Directive => Reproduce every entry below precisely. Pictures are excluded from the copy.
* Start Material for the task *
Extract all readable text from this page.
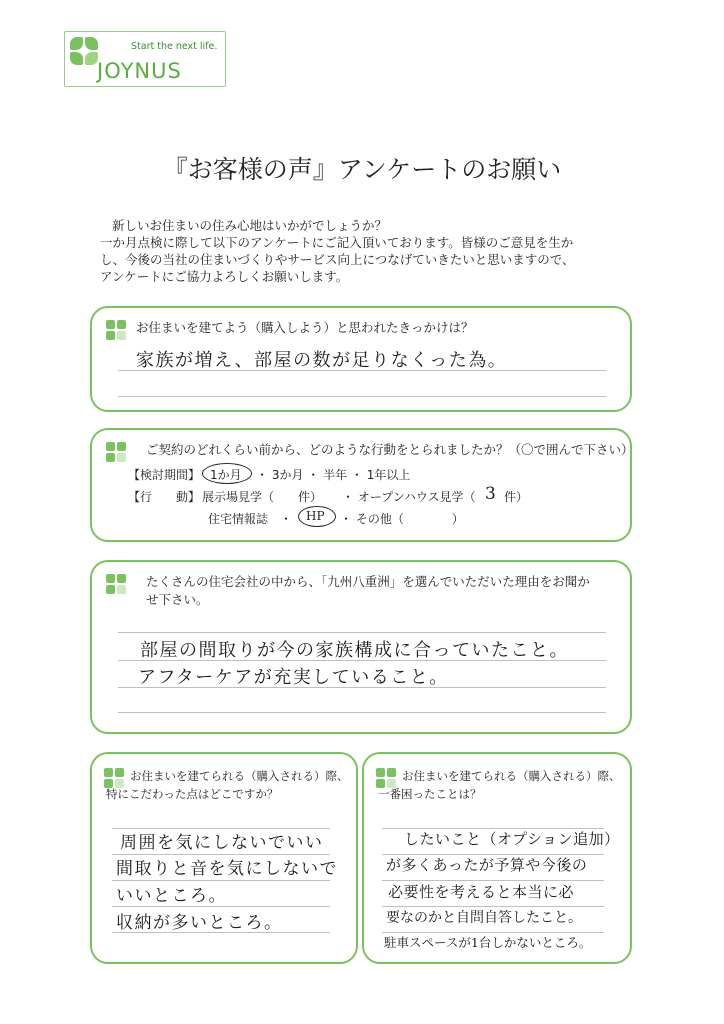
Start the next life.
JOYNUS
『お客様の声』アンケートのお願い

新しいお住まいの住み心地はいかがでしょうか？

一か月点検に際して以下のアンケートにご記入頂いております。皆様のご意見を生か

し、今後の当社の住まいづくりやサービス向上につなげていきたいと思いますので、

アンケートにご協力よろしくお願いします。

お住まいを建てよう（購入しよう）と思われたきっかけは？
家族が増え、部屋の数が足りなくった為。
ご契約のどれくらい前から、どのような行動をとられましたか？（〇で囲んで下さい）
【検討期間】 1か月 ・ 3か月 ・ 半年 ・ 1年以上
【行　　動】 展示場見学（　　件） ・ オープンハウス見学（ 3 件）
住宅情報誌　・ HP ・ その他（　　　　）
たくさんの住宅会社の中から、「九州八重洲」を選んでいただいた理由をお聞か
せ下さい。
部屋の間取りが今の家族構成に合っていたこと。
アフターケアが充実していること。
お住まいを建てられる（購入される）際、
特にこだわった点はどこですか？
周囲を気にしないでいい
間取りと音を気にしないで
いいところ。
収納が多いところ。
お住まいを建てられる（購入される）際、
一番困ったことは？
したいこと（オプション追加）
が多くあったが予算や今後の
必要性を考えると本当に必
要なのかと自問自答したこと。
駐車スペースが1台しかないところ。
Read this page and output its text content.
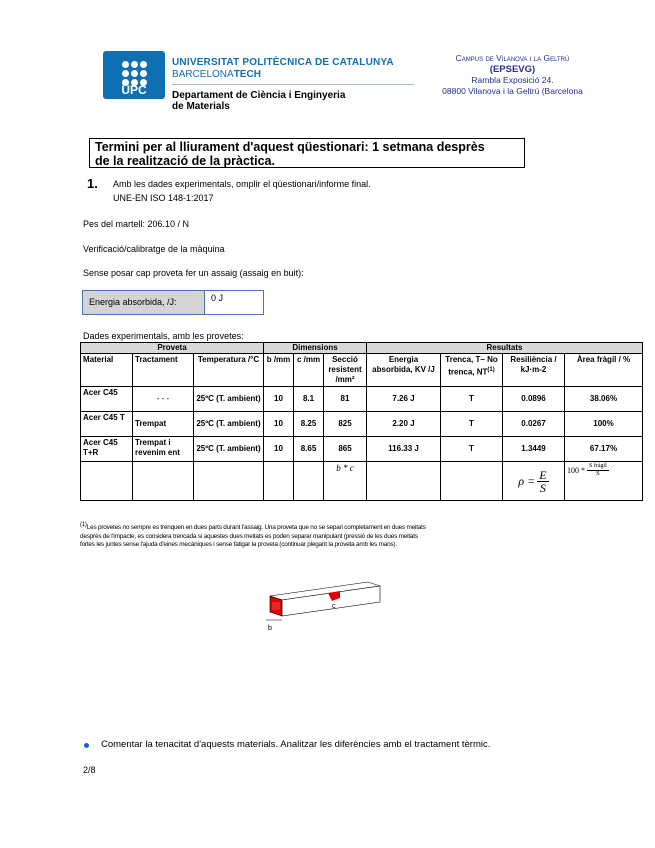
UPC
UNIVERSITAT POLITÈCNICA DE CATALUNYA
BARCELONATECH
Departament de Ciència i Enginyeria
de Materials
Campus de Vilanova i la Geltrú
(EPSEVG)
Rambla Exposició 24.
08800 Vilanova i la Geltrú (Barcelona
Termini per al lliurament d'aquest qüestionari: 1 setmana desprès
de la realització de la pràctica.
1. Amb les dades experimentals, omplir el qüestionari/informe final.
UNE-EN ISO 148-1:2017
Pes del martell: 206.10 / N
Verificació/calibratge de la màquina
Sense posar cap proveta fer un assaig (assaig en buit):
Energia absorbida, /J:	0 J
Dades experimentals, amb les provetes:
Proveta			Dimensions			Resultats			
Material	Tractament	Temperatura /°C	b /mm	c /mm	Secció resistent /mm²	Energia absorbida, KV /J	Trenca, T– No trenca, NT$^{(1)}$	Resiliència / kJ·m-2	Àrea fràgil / %
Acer C45	- - -	25ºC (T. ambient)	10	8.1	81	7.26 J	T	0.0896	38.06%
Acer C45 T	Trempat	25ºC (T. ambient)	10	8.25	825	2.20 J	T	0.0267	100%
Acer C45 T+R	Trempat i revenim ent	25ºC (T. ambient)	10	8.65	865	116.33 J	T	1.3449	67.17%
					b * c			$\rho = \frac{E}{S}$	$100 * \frac{\text{S fràgil}}{S}$
$^{(1)}$Les provetes no sempre es trenquen en dues parts durant l'assaig. Una proveta que no se separi completament en dues meitats
després de l'impacte, es considera trencada si aquestes dues meitats es poden separar manipulant (pressió de les dues meitats
fortes les juntes sense l'ajuda d'eines mecàniques i sense fatigar la proveta (continuar plegant la proveta amb les mans).
c
b
Comentar la tenacitat d'aquests materials. Analitzar les diferències amb el tractament tèrmic.
2/8
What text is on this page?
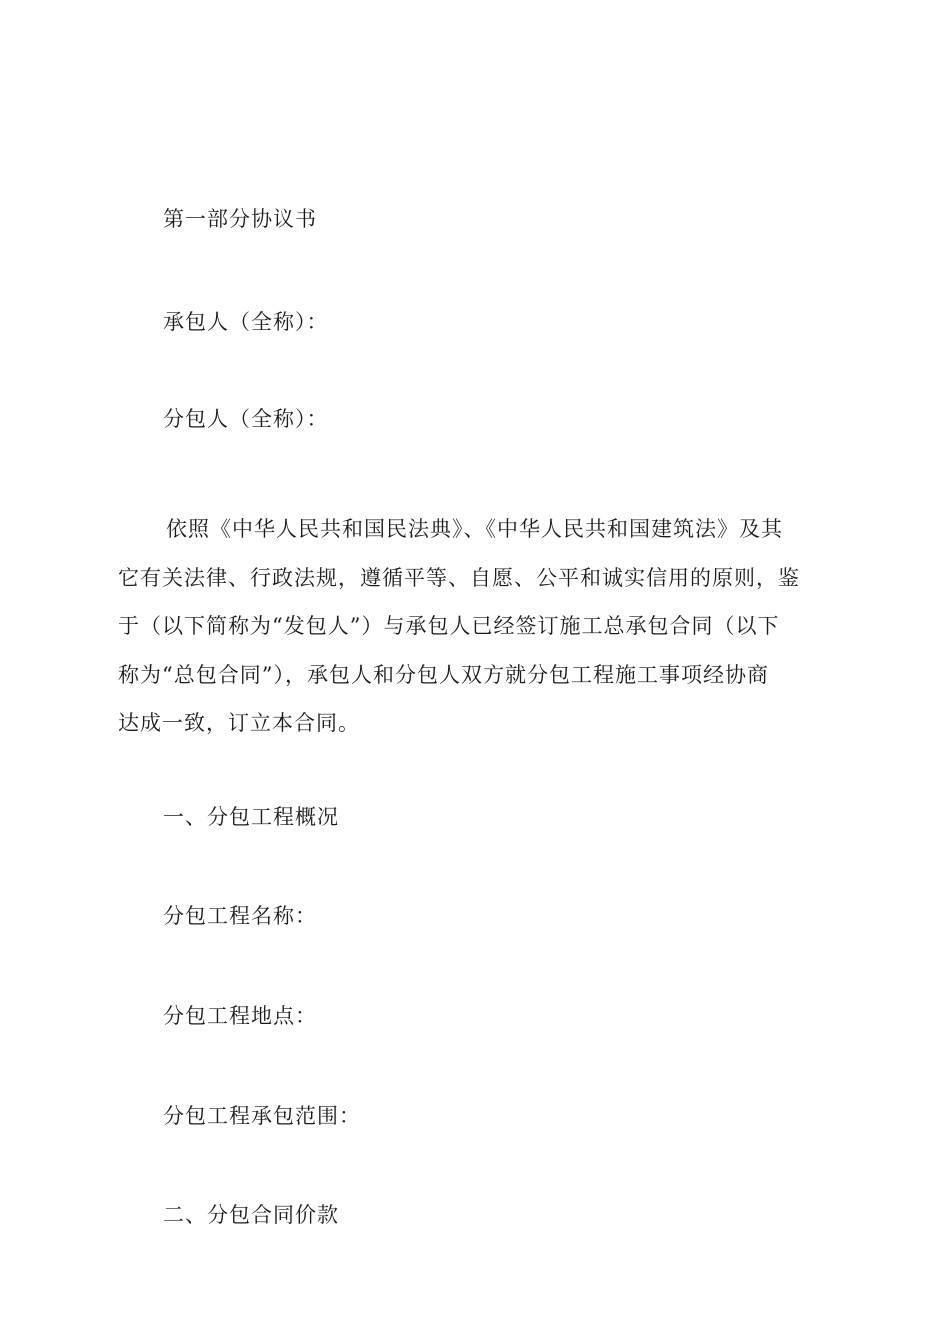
第一部分协议书
承包人（全称）：
分包人（全称）：
依照《中华人民共和国民法典》、《中华人民共和国建筑法》及其
它有关法律、行政法规，遵循平等、自愿、公平和诚实信用的原则，鉴
于（以下简称为“发包人”）与承包人已经签订施工总承包合同（以下
称为“总包合同”），承包人和分包人双方就分包工程施工事项经协商
达成一致，订立本合同。
一、分包工程概况
分包工程名称：
分包工程地点：
分包工程承包范围：
二、分包合同价款
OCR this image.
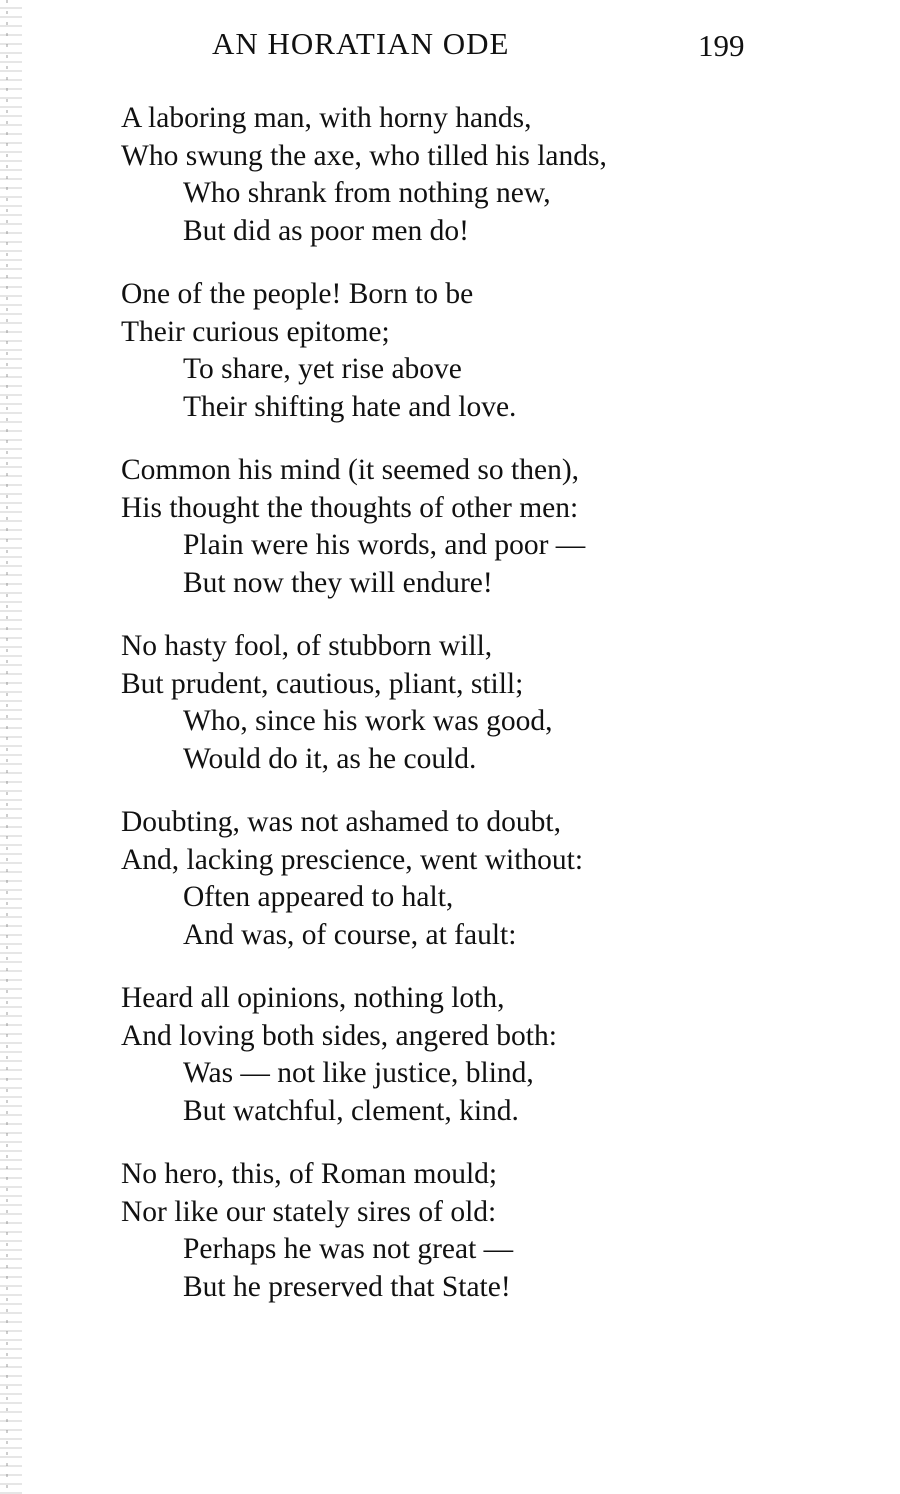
AN HORATIAN ODE	199
A laboring man, with horny hands,
Who swung the axe, who tilled his lands,
Who shrank from nothing new,
But did as poor men do!
One of the people! Born to be
Their curious epitome;
To share, yet rise above
Their shifting hate and love.
Common his mind (it seemed so then),
His thought the thoughts of other men:
Plain were his words, and poor —
But now they will endure!
No hasty fool, of stubborn will,
But prudent, cautious, pliant, still;
Who, since his work was good,
Would do it, as he could.
Doubting, was not ashamed to doubt,
And, lacking prescience, went without:
Often appeared to halt,
And was, of course, at fault:
Heard all opinions, nothing loth,
And loving both sides, angered both:
Was — not like justice, blind,
But watchful, clement, kind.
No hero, this, of Roman mould;
Nor like our stately sires of old:
Perhaps he was not great —
But he preserved that State!
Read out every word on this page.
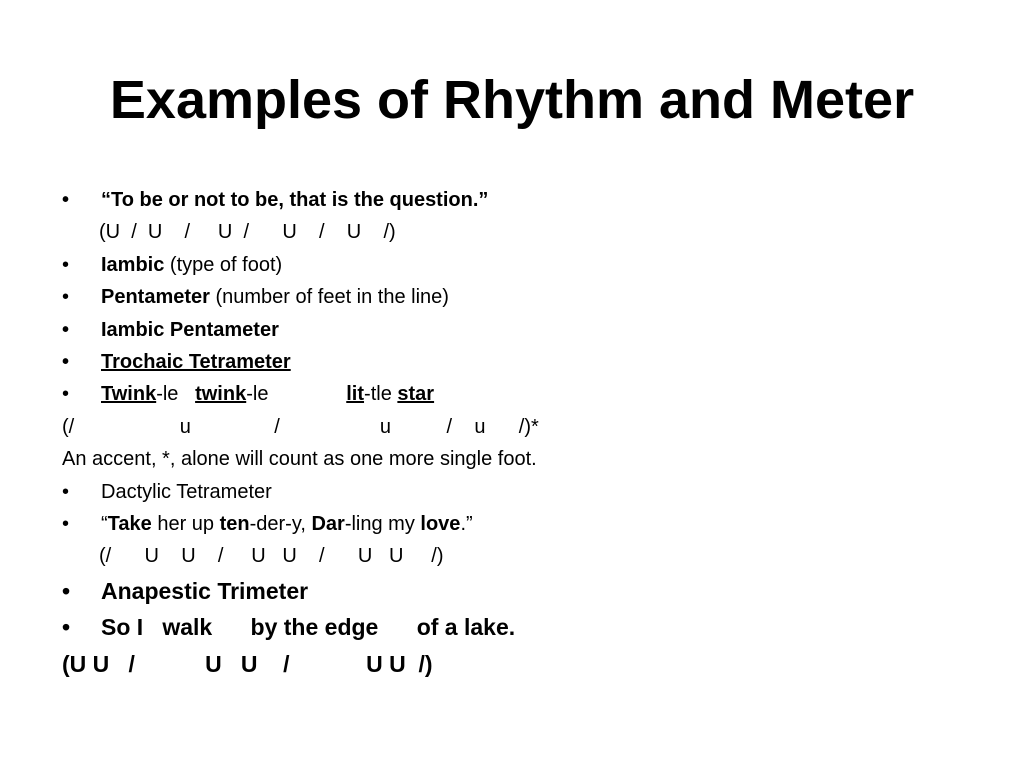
Examples of Rhythm and Meter
• “To be or not to be, that is the question.”
(U  /  U    /     U  /      U    /    U    /)
• Iambic (type of foot)
• Pentameter (number of feet in the line)
• Iambic Pentameter
• Trochaic Tetrameter
• Twink-le   twink-le              lit-tle star
(/                   u               /                  u          /    u      /)*
An accent, *, alone will count as one more single foot.
• Dactylic Tetrameter
• “Take her up ten-der-y, Dar-ling my love.”
(/      U    U    /     U   U    /      U   U     /)
• Anapestic Trimeter
• So I   walk      by the edge      of a lake.
(U U   /           U   U    /            U U  /)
* End Material for the task *
Solution =>
Extract all readable text from this page.
Start the next life.
JOYNUS
『お客様の声』アンケートのお願い

新しいお住まいの住み心地はいかがでしょうか？

一か月点検に際して以下のアンケートにご記入頂いております。皆様のご意見を生か

し、今後の当社の住まいづくりやサービス向上につなげていきたいと思いますので、

アンケートにご協力よろしくお願いします。

お住まいを建てよう（購入しよう）と思われたきっかけは？
家族が増え、部屋の数が足りなくった為。
ご契約のどれくらい前から、どのような行動をとられましたか？（〇で囲んで下さい）
【検討期間】 1か月 ・ 3か月 ・ 半年 ・ 1年以上
【行　　動】 展示場見学（　　件） ・ オープンハウス見学（ 3 件）
住宅情報誌　・ HP ・ その他（　　　　）
たくさんの住宅会社の中から、「九州八重洲」を選んでいただいた理由をお聞か
せ下さい。
部屋の間取りが今の家族構成に合っていたこと。
アフターケアが充実していること。
お住まいを建てられる（購入される）際、
特にこだわった点はどこですか？
周囲を気にしないでいい
間取りと音を気にしないで
いいところ。
収納が多いところ。
お住まいを建てられる（購入される）際、
一番困ったことは？
したいこと（オプション追加）
が多くあったが予算や今後の
必要性を考えると本当に必
要なのかと自問自答したこと。
駐車スペースが1台しかないところ。
Read this page and output its text content.
UPC
UNIVERSITAT POLITÈCNICA DE CATALUNYA
BARCELONATECH
Departament de Ciència i Enginyeria
de Materials
Campus de Vilanova i la Geltrú
(EPSEVG)
Rambla Exposició 24.
08800 Vilanova i la Geltrú (Barcelona
Termini per al lliurament d'aquest qüestionari: 1 setmana desprès
de la realització de la pràctica.
1. Amb les dades experimentals, omplir el qüestionari/informe final.
UNE-EN ISO 148-1:2017
Pes del martell: 206.10 / N
Verificació/calibratge de la màquina
Sense posar cap proveta fer un assaig (assaig en buit):
Energia absorbida, /J:	0 J
Dades experimentals, amb les provetes:
Proveta			Dimensions			Resultats			
Material	Tractament	Temperatura /°C	b /mm	c /mm	Secció resistent /mm²	Energia absorbida, KV /J	Trenca, T– No trenca, NT$^{(1)}$	Resiliència / kJ·m-2	Àrea fràgil / %
Acer C45	- - -	25ºC (T. ambient)	10	8.1	81	7.26 J	T	0.0896	38.06%
Acer C45 T	Trempat	25ºC (T. ambient)	10	8.25	825	2.20 J	T	0.0267	100%
Acer C45 T+R	Trempat i revenim ent	25ºC (T. ambient)	10	8.65	865	116.33 J	T	1.3449	67.17%
					b * c			$\rho = \frac{E}{S}$	$100 * \frac{\text{S fràgil}}{S}$
$^{(1)}$Les provetes no sempre es trenquen en dues parts durant l'assaig. Una proveta que no se separi completament en dues meitats
després de l'impacte, es considera trencada si aquestes dues meitats es poden separar manipulant (pressió de les dues meitats
fortes les juntes sense l'ajuda d'eines mecàniques i sense fatigar la proveta (continuar plegant la proveta amb les mans).
c
b
Comentar la tenacitat d'aquests materials. Analitzar les diferències amb el tractament tèrmic.
2/8
What text is on this page?
第一部分协议书
承包人（全称）：
分包人（全称）：
依照《中华人民共和国民法典》、《中华人民共和国建筑法》及其
它有关法律、行政法规，遵循平等、自愿、公平和诚实信用的原则，鉴
于（以下简称为“发包人”）与承包人已经签订施工总承包合同（以下
称为“总包合同”），承包人和分包人双方就分包工程施工事项经协商
达成一致，订立本合同。
一、分包工程概况
分包工程名称：
分包工程地点：
分包工程承包范围：
二、分包合同价款
OCR this image.
AN HORATIAN ODE	199
A laboring man, with horny hands,
Who swung the axe, who tilled his lands,
Who shrank from nothing new,
But did as poor men do!
One of the people! Born to be
Their curious epitome;
To share, yet rise above
Their shifting hate and love.
Common his mind (it seemed so then),
His thought the thoughts of other men:
Plain were his words, and poor —
But now they will endure!
No hasty fool, of stubborn will,
But prudent, cautious, pliant, still;
Who, since his work was good,
Would do it, as he could.
Doubting, was not ashamed to doubt,
And, lacking prescience, went without:
Often appeared to halt,
And was, of course, at fault:
Heard all opinions, nothing loth,
And loving both sides, angered both:
Was — not like justice, blind,
But watchful, clement, kind.
No hero, this, of Roman mould;
Nor like our stately sires of old:
Perhaps he was not great —
But he preserved that State!
Read out every word on this page.
Examples of Rhythm and Meter
• “To be or not to be, that is the question.”
(U  /  U    /     U  /      U    /    U    /)
• Iambic (type of foot)
• Pentameter (number of feet in the line)
• Iambic Pentameter
• Trochaic Tetrameter
• Twink-le   twink-le              lit-tle star
(/                   u               /                  u          /    u      /)*
An accent, *, alone will count as one more single foot.
• Dactylic Tetrameter
• “Take her up ten-der-y, Dar-ling my love.”
(/      U    U    /     U   U    /      U   U     /)
• Anapestic Trimeter
• So I   walk      by the edge      of a lake.
(U U   /           U   U    /            U U  /)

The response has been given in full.